◆ DATA SHOWN ◆
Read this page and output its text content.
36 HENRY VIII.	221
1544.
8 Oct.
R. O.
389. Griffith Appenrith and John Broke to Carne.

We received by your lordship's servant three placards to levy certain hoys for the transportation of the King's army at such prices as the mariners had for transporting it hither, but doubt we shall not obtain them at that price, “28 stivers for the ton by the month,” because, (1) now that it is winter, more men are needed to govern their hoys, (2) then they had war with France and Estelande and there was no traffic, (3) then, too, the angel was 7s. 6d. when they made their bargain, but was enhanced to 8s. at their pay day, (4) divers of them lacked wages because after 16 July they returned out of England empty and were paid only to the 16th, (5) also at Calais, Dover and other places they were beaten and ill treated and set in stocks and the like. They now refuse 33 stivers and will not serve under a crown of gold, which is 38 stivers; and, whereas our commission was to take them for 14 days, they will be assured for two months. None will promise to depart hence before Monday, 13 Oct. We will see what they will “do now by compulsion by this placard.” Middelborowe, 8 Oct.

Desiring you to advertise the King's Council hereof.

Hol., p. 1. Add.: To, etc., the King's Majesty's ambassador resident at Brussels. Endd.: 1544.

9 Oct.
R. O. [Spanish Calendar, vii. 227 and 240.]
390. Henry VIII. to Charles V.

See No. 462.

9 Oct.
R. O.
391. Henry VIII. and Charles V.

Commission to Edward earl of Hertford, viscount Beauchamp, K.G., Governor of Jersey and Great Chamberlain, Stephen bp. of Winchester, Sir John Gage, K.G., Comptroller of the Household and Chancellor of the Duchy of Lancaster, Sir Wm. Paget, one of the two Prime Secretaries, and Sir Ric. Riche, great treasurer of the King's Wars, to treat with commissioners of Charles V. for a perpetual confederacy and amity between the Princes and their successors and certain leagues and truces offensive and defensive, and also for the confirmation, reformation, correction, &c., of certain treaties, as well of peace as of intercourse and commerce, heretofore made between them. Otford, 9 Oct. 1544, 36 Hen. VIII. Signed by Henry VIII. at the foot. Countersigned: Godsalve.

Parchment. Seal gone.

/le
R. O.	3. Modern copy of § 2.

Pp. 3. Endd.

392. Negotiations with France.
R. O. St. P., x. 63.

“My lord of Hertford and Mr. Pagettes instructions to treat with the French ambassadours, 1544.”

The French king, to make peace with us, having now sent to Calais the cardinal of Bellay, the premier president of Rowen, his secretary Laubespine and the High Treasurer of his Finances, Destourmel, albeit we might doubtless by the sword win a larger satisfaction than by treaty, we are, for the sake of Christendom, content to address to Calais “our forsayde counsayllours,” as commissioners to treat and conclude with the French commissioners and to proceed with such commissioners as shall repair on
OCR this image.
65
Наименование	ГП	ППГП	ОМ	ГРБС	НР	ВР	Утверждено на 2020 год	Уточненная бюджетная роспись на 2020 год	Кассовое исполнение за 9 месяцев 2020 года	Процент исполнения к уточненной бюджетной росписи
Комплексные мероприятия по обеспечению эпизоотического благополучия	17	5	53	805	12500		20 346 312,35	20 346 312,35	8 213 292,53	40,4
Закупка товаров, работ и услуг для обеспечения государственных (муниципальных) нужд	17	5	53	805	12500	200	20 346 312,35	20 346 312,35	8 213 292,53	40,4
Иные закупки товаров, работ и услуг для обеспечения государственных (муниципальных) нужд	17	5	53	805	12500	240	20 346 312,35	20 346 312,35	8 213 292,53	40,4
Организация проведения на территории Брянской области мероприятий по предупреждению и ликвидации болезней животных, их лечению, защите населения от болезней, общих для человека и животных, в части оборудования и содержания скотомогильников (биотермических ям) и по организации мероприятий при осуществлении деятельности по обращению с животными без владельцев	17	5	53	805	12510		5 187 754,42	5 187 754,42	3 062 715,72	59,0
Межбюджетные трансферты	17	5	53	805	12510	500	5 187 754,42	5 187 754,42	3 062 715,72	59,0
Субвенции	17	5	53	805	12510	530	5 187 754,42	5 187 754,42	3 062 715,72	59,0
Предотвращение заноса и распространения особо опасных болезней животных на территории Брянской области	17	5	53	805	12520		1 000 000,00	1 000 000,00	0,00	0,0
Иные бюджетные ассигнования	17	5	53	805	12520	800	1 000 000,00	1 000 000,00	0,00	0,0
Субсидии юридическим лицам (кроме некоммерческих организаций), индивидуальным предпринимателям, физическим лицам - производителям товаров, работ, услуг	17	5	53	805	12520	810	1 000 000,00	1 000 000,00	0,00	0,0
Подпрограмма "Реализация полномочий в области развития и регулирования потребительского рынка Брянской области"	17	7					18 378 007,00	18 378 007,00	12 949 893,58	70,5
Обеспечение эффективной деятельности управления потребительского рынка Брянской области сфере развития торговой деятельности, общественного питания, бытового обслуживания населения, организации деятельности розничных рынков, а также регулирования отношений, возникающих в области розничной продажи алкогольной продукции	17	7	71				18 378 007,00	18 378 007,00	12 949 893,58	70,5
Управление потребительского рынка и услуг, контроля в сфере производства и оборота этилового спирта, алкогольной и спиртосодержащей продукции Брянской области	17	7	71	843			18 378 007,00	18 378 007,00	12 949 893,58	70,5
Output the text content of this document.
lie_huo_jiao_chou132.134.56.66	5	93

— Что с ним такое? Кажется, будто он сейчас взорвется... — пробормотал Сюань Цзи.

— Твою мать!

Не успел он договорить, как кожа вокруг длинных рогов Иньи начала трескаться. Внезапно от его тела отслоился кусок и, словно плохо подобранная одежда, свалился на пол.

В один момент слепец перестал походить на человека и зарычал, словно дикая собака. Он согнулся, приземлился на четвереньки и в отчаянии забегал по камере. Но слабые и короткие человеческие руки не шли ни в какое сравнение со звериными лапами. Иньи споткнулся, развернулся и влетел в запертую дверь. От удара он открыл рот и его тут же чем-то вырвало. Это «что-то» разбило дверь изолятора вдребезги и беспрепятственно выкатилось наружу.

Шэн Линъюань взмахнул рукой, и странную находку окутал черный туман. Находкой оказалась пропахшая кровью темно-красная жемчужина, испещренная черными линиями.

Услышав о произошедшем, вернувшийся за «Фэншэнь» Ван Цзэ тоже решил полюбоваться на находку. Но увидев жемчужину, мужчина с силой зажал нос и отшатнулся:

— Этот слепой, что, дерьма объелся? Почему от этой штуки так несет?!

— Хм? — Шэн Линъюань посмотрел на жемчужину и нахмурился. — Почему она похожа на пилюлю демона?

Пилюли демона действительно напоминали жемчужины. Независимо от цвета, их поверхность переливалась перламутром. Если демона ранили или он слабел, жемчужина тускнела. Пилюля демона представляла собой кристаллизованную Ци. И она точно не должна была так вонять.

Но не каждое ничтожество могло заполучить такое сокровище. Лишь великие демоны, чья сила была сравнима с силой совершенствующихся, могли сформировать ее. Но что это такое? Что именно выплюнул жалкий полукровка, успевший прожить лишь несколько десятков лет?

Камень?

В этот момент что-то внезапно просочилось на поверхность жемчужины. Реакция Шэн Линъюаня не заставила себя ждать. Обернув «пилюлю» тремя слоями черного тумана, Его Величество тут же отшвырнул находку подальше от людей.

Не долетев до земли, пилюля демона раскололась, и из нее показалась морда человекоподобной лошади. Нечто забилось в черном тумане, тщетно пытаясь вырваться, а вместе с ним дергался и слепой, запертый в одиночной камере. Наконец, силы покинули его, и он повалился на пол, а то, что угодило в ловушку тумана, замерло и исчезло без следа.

◆ THE EXERCISE ◆
Copy each line of the records above that carries the word "регулирования".

◆ FULL OUTPUT ◆
Подпрограмма "Реализация полномочий в области развития и регулирования потребительского рынка Брянской области"	17	7					18 378 007,00	18 378 007,00	12 949 893,58	70,5
Обеспечение эффективной деятельности управления потребительского рынка Брянской области сфере развития торговой деятельности, общественного питания, бытового обслуживания населения, организации деятельности розничных рынков, а также регулирования отношений, возникающих в области розничной продажи алкогольной продукции	17	7	71				18 378 007,00	18 378 007,00	12 949 893,58	70,5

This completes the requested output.